> Objective:
Below you will find a set of lines. Repeat them all exactly.

[Source records]
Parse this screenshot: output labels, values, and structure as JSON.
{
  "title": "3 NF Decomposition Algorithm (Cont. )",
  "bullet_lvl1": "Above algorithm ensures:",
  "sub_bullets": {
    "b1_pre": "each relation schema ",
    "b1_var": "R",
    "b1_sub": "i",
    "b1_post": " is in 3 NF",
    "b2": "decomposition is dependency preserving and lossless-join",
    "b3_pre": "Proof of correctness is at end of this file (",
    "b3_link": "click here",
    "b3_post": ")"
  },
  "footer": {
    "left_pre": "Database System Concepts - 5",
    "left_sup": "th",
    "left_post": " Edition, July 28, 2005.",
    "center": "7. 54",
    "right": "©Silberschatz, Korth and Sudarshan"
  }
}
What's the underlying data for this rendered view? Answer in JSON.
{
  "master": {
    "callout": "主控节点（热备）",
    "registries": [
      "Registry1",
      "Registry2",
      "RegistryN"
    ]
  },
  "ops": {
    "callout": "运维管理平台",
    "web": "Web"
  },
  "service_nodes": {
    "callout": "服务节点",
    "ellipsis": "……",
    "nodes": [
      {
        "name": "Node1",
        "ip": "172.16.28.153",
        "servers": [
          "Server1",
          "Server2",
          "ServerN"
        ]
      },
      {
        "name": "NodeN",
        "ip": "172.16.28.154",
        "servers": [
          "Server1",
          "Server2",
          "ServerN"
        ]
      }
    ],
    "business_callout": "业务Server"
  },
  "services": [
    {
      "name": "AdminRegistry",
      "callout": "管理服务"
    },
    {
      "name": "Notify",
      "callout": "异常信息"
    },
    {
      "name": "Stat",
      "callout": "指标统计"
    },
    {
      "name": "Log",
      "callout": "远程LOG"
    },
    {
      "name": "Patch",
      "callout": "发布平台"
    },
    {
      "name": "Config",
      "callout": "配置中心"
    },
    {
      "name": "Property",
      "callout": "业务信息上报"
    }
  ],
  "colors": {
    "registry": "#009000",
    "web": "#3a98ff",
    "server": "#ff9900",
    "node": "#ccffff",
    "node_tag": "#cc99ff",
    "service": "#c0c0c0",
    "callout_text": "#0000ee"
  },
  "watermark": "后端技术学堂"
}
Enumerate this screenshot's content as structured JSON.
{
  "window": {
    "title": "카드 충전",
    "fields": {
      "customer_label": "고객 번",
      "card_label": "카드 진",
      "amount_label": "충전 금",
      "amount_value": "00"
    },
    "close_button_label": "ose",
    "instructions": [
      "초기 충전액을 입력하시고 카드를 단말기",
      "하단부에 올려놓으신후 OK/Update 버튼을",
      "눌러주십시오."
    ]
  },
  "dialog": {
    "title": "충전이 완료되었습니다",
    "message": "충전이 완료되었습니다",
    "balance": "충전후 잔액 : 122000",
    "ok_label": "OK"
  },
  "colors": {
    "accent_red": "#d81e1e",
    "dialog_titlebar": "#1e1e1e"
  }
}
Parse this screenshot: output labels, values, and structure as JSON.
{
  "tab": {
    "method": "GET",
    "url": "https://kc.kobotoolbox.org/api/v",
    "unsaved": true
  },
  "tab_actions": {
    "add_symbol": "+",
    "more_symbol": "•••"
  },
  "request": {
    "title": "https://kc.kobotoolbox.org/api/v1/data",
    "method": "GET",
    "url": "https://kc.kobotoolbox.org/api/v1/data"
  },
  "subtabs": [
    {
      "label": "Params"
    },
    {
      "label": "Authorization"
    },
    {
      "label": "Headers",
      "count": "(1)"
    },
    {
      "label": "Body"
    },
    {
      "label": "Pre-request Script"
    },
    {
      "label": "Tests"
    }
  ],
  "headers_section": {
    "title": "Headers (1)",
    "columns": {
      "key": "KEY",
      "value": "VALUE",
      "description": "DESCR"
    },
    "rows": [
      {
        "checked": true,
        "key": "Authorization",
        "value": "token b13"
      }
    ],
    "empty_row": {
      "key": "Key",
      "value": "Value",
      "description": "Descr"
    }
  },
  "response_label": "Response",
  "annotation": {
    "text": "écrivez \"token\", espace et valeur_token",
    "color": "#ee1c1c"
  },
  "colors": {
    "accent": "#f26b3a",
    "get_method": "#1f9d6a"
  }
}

> Completed task:
Parse this screenshot: output labels, values, and structure as JSON.
{
  "title": "3 NF Decomposition Algorithm (Cont. )",
  "bullet_lvl1": "Above algorithm ensures:",
  "sub_bullets": {
    "b1_pre": "each relation schema ",
    "b1_var": "R",
    "b1_sub": "i",
    "b1_post": " is in 3 NF",
    "b2": "decomposition is dependency preserving and lossless-join",
    "b3_pre": "Proof of correctness is at end of this file (",
    "b3_link": "click here",
    "b3_post": ")"
  },
  "footer": {
    "left_pre": "Database System Concepts - 5",
    "left_sup": "th",
    "left_post": " Edition, July 28, 2005.",
    "center": "7. 54",
    "right": "©Silberschatz, Korth and Sudarshan"
  }
}
What's the underlying data for this rendered view? Answer in JSON.
{
  "master": {
    "callout": "主控节点（热备）",
    "registries": [
      "Registry1",
      "Registry2",
      "RegistryN"
    ]
  },
  "ops": {
    "callout": "运维管理平台",
    "web": "Web"
  },
  "service_nodes": {
    "callout": "服务节点",
    "ellipsis": "……",
    "nodes": [
      {
        "name": "Node1",
        "ip": "172.16.28.153",
        "servers": [
          "Server1",
          "Server2",
          "ServerN"
        ]
      },
      {
        "name": "NodeN",
        "ip": "172.16.28.154",
        "servers": [
          "Server1",
          "Server2",
          "ServerN"
        ]
      }
    ],
    "business_callout": "业务Server"
  },
  "services": [
    {
      "name": "AdminRegistry",
      "callout": "管理服务"
    },
    {
      "name": "Notify",
      "callout": "异常信息"
    },
    {
      "name": "Stat",
      "callout": "指标统计"
    },
    {
      "name": "Log",
      "callout": "远程LOG"
    },
    {
      "name": "Patch",
      "callout": "发布平台"
    },
    {
      "name": "Config",
      "callout": "配置中心"
    },
    {
      "name": "Property",
      "callout": "业务信息上报"
    }
  ],
  "colors": {
    "registry": "#009000",
    "web": "#3a98ff",
    "server": "#ff9900",
    "node": "#ccffff",
    "node_tag": "#cc99ff",
    "service": "#c0c0c0",
    "callout_text": "#0000ee"
  },
  "watermark": "后端技术学堂"
}
Enumerate this screenshot's content as structured JSON.
{
  "window": {
    "title": "카드 충전",
    "fields": {
      "customer_label": "고객 번",
      "card_label": "카드 진",
      "amount_label": "충전 금",
      "amount_value": "00"
    },
    "close_button_label": "ose",
    "instructions": [
      "초기 충전액을 입력하시고 카드를 단말기",
      "하단부에 올려놓으신후 OK/Update 버튼을",
      "눌러주십시오."
    ]
  },
  "dialog": {
    "title": "충전이 완료되었습니다",
    "message": "충전이 완료되었습니다",
    "balance": "충전후 잔액 : 122000",
    "ok_label": "OK"
  },
  "colors": {
    "accent_red": "#d81e1e",
    "dialog_titlebar": "#1e1e1e"
  }
}
Parse this screenshot: output labels, values, and structure as JSON.
{
  "tab": {
    "method": "GET",
    "url": "https://kc.kobotoolbox.org/api/v",
    "unsaved": true
  },
  "tab_actions": {
    "add_symbol": "+",
    "more_symbol": "•••"
  },
  "request": {
    "title": "https://kc.kobotoolbox.org/api/v1/data",
    "method": "GET",
    "url": "https://kc.kobotoolbox.org/api/v1/data"
  },
  "subtabs": [
    {
      "label": "Params"
    },
    {
      "label": "Authorization"
    },
    {
      "label": "Headers",
      "count": "(1)"
    },
    {
      "label": "Body"
    },
    {
      "label": "Pre-request Script"
    },
    {
      "label": "Tests"
    }
  ],
  "headers_section": {
    "title": "Headers (1)",
    "columns": {
      "key": "KEY",
      "value": "VALUE",
      "description": "DESCR"
    },
    "rows": [
      {
        "checked": true,
        "key": "Authorization",
        "value": "token b13"
      }
    ],
    "empty_row": {
      "key": "Key",
      "value": "Value",
      "description": "Descr"
    }
  },
  "response_label": "Response",
  "annotation": {
    "text": "écrivez \"token\", espace et valeur_token",
    "color": "#ee1c1c"
  },
  "colors": {
    "accent": "#f26b3a",
    "get_method": "#1f9d6a"
  }
}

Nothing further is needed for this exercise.